____ RECORDED INFORMATION

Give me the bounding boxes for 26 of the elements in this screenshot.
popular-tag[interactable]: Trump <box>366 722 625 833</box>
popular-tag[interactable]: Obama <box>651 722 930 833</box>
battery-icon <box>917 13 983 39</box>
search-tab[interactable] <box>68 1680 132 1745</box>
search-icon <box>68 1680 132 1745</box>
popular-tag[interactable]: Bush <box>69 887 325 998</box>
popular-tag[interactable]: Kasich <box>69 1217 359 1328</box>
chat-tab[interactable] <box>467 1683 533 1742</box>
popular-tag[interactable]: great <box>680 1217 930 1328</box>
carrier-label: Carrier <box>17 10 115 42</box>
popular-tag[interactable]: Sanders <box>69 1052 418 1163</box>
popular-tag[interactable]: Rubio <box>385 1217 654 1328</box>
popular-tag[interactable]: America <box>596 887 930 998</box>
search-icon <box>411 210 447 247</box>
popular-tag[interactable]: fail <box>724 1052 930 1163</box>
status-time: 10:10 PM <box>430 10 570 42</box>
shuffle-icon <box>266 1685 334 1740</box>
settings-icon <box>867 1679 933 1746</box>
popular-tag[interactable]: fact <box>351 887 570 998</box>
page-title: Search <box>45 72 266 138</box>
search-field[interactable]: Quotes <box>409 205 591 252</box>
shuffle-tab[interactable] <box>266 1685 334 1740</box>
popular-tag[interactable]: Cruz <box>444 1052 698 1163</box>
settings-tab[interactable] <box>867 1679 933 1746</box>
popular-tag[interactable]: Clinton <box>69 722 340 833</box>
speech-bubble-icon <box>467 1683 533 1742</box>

________

• _WRITTEN EXERCISE_
Copy out every one of the lines above, character for character, with nothing changed.

• _REPLY TO THE EXERCISE_
Give me the bounding boxes for 26 of the elements in this screenshot.
popular-tag[interactable]: Trump <box>366 722 625 833</box>
popular-tag[interactable]: Obama <box>651 722 930 833</box>
battery-icon <box>917 13 983 39</box>
search-tab[interactable] <box>68 1680 132 1745</box>
search-icon <box>68 1680 132 1745</box>
popular-tag[interactable]: Bush <box>69 887 325 998</box>
popular-tag[interactable]: Kasich <box>69 1217 359 1328</box>
chat-tab[interactable] <box>467 1683 533 1742</box>
popular-tag[interactable]: great <box>680 1217 930 1328</box>
carrier-label: Carrier <box>17 10 115 42</box>
popular-tag[interactable]: Sanders <box>69 1052 418 1163</box>
popular-tag[interactable]: Rubio <box>385 1217 654 1328</box>
popular-tag[interactable]: America <box>596 887 930 998</box>
search-icon <box>411 210 447 247</box>
popular-tag[interactable]: fail <box>724 1052 930 1163</box>
status-time: 10:10 PM <box>430 10 570 42</box>
shuffle-icon <box>266 1685 334 1740</box>
settings-icon <box>867 1679 933 1746</box>
popular-tag[interactable]: fact <box>351 887 570 998</box>
page-title: Search <box>45 72 266 138</box>
search-field[interactable]: Quotes <box>409 205 591 252</box>
shuffle-tab[interactable] <box>266 1685 334 1740</box>
popular-tag[interactable]: Cruz <box>444 1052 698 1163</box>
settings-tab[interactable] <box>867 1679 933 1746</box>
popular-tag[interactable]: Clinton <box>69 722 340 833</box>
speech-bubble-icon <box>467 1683 533 1742</box>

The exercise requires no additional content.